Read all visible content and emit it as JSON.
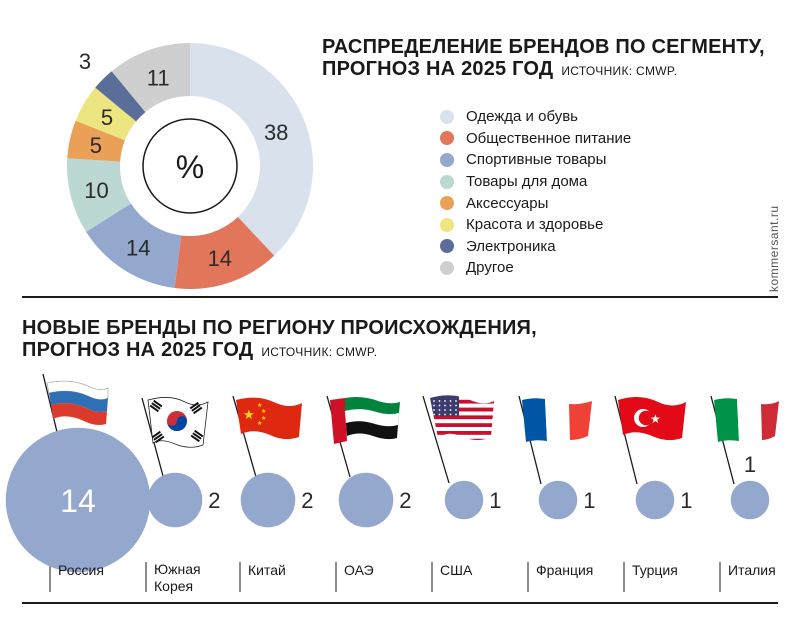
{
  "watermark": "kommersant.ru",
  "colors": {
    "clothing": "#d9e1ec",
    "food": "#e2765a",
    "sport": "#93a8cc",
    "home": "#bcd8d3",
    "accessories": "#eaa056",
    "beauty": "#ede57f",
    "electronics": "#5a6e99",
    "other": "#cfcfcf",
    "bubble": "#93a8cc"
  },
  "segment_chart": {
    "title_line1": "РАСПРЕДЕЛЕНИЕ БРЕНДОВ ПО СЕГМЕНТУ,",
    "title_line2": "ПРОГНОЗ НА 2025 ГОД",
    "source": "ИСТОЧНИК: CMWP.",
    "center_label": "%"
  },
  "region_chart": {
    "title_line1": "НОВЫЕ БРЕНДЫ ПО РЕГИОНУ ПРОИСХОЖДЕНИЯ,",
    "title_line2": "ПРОГНОЗ НА 2025 ГОД",
    "source": "ИСТОЧНИК: CMWP."
  },
  "chart_data": [
    {
      "type": "pie",
      "title": "РАСПРЕДЕЛЕНИЕ БРЕНДОВ ПО СЕГМЕНТУ, ПРОГНОЗ НА 2025 ГОД",
      "unit": "%",
      "legend_placement": "right",
      "categories": [
        "Одежда и обувь",
        "Общественное питание",
        "Спортивные товары",
        "Товары для дома",
        "Аксессуары",
        "Красота и здоровье",
        "Электроника",
        "Другое"
      ],
      "values": [
        38,
        14,
        14,
        10,
        5,
        5,
        3,
        11
      ],
      "color_keys": [
        "clothing",
        "food",
        "sport",
        "home",
        "accessories",
        "beauty",
        "electronics",
        "other"
      ]
    },
    {
      "type": "scatter",
      "title": "НОВЫЕ БРЕНДЫ ПО РЕГИОНУ ПРОИСХОЖДЕНИЯ, ПРОГНОЗ НА 2025 ГОД",
      "categories": [
        "Россия",
        "Южная Корея",
        "Китай",
        "ОАЭ",
        "США",
        "Франция",
        "Турция",
        "Италия"
      ],
      "values": [
        14,
        2,
        2,
        2,
        1,
        1,
        1,
        1
      ],
      "flags": [
        "russia",
        "south-korea",
        "china",
        "uae",
        "usa",
        "france",
        "turkey",
        "italy"
      ]
    }
  ]
}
++++++++++
#### What the exercise asks
In the material above, show every line where the word "БРЕНДЫ" turns up.

#### Answer to this task
    "title_line1": "НОВЫЕ БРЕНДЫ ПО РЕГИОНУ ПРОИСХОЖДЕНИЯ,",
      "title": "НОВЫЕ БРЕНДЫ ПО РЕГИОНУ ПРОИСХОЖДЕНИЯ, ПРОГНОЗ НА 2025 ГОД",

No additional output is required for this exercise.